WHAT IS EXPECTED -
Write the data out again, character for character, with no images.

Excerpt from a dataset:
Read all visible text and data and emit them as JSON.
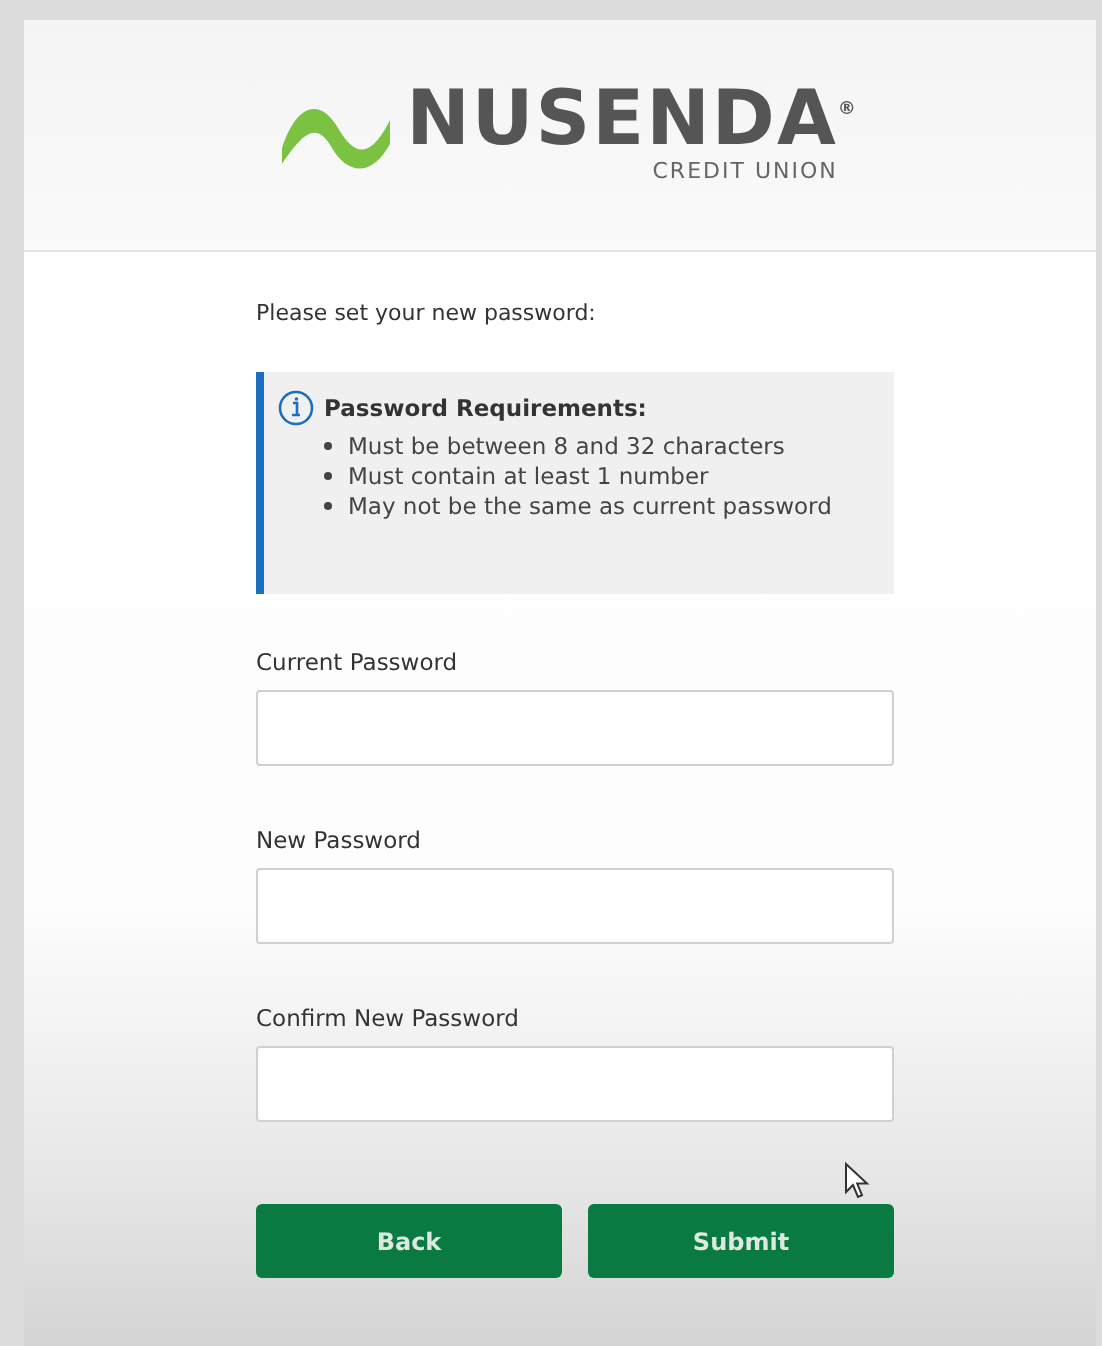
{
  "logo": {
    "wordmark": "NUSENDA$^{®}$",
    "tagline": "CREDIT UNION"
  },
  "intro": "Please set your new password:",
  "requirements": {
    "title": "Password Requirements:",
    "items": [
      "Must be between 8 and 32 characters",
      "Must contain at least 1 number",
      "May not be the same as current password"
    ]
  },
  "fields": [
    {
      "label": "Current Password"
    },
    {
      "label": "New Password"
    },
    {
      "label": "Confirm New Password"
    }
  ],
  "buttons": [
    "Back",
    "Submit"
  ]
}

TASK RESPONSE -
Read all visible text and data and emit them as JSON.
{
  "logo": {
    "wordmark": "NUSENDA$^{®}$",
    "tagline": "CREDIT UNION"
  },
  "intro": "Please set your new password:",
  "requirements": {
    "title": "Password Requirements:",
    "items": [
      "Must be between 8 and 32 characters",
      "Must contain at least 1 number",
      "May not be the same as current password"
    ]
  },
  "fields": [
    {
      "label": "Current Password"
    },
    {
      "label": "New Password"
    },
    {
      "label": "Confirm New Password"
    }
  ],
  "buttons": [
    "Back",
    "Submit"
  ]
}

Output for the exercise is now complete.